▶ VORLIEGENDER TEXT
..........

Görzig 1945

Görzig. Mai 1945. Der Krieg ist zu Ende. Was in jenen Tagen geschah, ist gut von großen Städten oder auch noch von Kleinstädten wie Großenhain überliefert. Doch was passierte auf den Dörfern? Passierte dort überhaupt etwas? Hinweise aus jener Zeit gibt es zwar in Heinrich Stöckers Buch "Krieg, Pest und Brand im Großenhainer Land". Doch dort werden hauptsächlich Quellen aus dem Ostteil der Großenhainer Pflege genannt: Ponickau, Adelsdorf oder Ebersbach.
Laura Winkelmann ist in Görzig zu Hause. Der heutige Großenhainer Ortsteil gehörte 1952 kurzzeitig zum Kreis Riesa, dann aber zum Kreis Großenhain. 1945 lebten hier 295 Einwohner, davon 67 Flüchtlinge.

..........

▶ GESTELLTE AUFGABE 1
Gib den Text über Görzig 1945 ab "Görzig 1945" und weiter bis "Adelsdorf oder Ebersbach." wieder, und tausche dabei "Quellen" gegen "Belege" aus.
Der Text und die Einträge stammen aus voneinander unabhängigen Quellen.

▶ EINTRÄGE ZUR AUFGABE
..........

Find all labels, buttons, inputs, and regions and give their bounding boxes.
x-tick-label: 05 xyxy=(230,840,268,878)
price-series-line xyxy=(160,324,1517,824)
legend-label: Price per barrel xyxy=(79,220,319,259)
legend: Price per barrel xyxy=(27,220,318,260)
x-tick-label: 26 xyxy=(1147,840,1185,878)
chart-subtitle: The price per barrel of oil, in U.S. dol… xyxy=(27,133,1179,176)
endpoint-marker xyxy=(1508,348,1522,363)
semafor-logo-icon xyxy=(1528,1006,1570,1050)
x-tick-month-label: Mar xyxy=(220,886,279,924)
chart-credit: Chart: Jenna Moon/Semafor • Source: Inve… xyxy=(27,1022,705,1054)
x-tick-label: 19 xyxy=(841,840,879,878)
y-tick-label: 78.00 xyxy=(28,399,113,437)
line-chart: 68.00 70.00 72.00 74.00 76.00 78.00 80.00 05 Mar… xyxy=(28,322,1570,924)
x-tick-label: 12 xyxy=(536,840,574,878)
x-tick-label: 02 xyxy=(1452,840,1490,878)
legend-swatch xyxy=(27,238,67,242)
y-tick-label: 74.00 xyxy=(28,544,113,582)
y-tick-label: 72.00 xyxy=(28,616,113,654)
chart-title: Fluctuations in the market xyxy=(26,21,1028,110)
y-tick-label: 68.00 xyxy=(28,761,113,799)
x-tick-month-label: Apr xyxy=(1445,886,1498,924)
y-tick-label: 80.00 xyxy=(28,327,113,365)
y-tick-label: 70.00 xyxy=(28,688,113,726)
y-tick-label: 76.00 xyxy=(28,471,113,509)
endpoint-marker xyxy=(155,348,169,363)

..........

▶ GESTELLTE AUFGABE 2
Wandle die Zeilen der Einträge vom Anfang der Einträge bis einschließlich der Zeile mit "x-tick-label: 19 xyxy=(841,840,879,878)" in eine nummerierte Liste um und lass dabei Leerzeilen weg.

▶ VOLLSTÄNDIGE LÖSUNG 1
Görzig 1945

Görzig. Mai 1945. Der Krieg ist zu Ende. Was in jenen Tagen geschah, ist gut von großen Städten oder auch noch von Kleinstädten wie Großenhain überliefert. Doch was passierte auf den Dörfern? Passierte dort überhaupt etwas? Hinweise aus jener Zeit gibt es zwar in Heinrich Stöckers Buch "Krieg, Pest und Brand im Großenhainer Land". Doch dort werden hauptsächlich Belege aus dem Ostteil der Großenhainer Pflege genannt: Ponickau, Adelsdorf oder Ebersbach.

▶ VOLLSTÄNDIGE LÖSUNG 2
1. Find all labels, buttons, inputs, and regions and give their bounding boxes.
2. x-tick-label: 05 xyxy=(230,840,268,878)
3. price-series-line xyxy=(160,324,1517,824)
4. legend-label: Price per barrel xyxy=(79,220,319,259)
5. legend: Price per barrel xyxy=(27,220,318,260)
6. x-tick-label: 26 xyxy=(1147,840,1185,878)
7. chart-subtitle: The price per barrel of oil, in U.S. dol… xyxy=(27,133,1179,176)
8. endpoint-marker xyxy=(1508,348,1522,363)
9. semafor-logo-icon xyxy=(1528,1006,1570,1050)
10. x-tick-month-label: Mar xyxy=(220,886,279,924)
11. chart-credit: Chart: Jenna Moon/Semafor • Source: Inve… xyxy=(27,1022,705,1054)
12. x-tick-label: 19 xyxy=(841,840,879,878)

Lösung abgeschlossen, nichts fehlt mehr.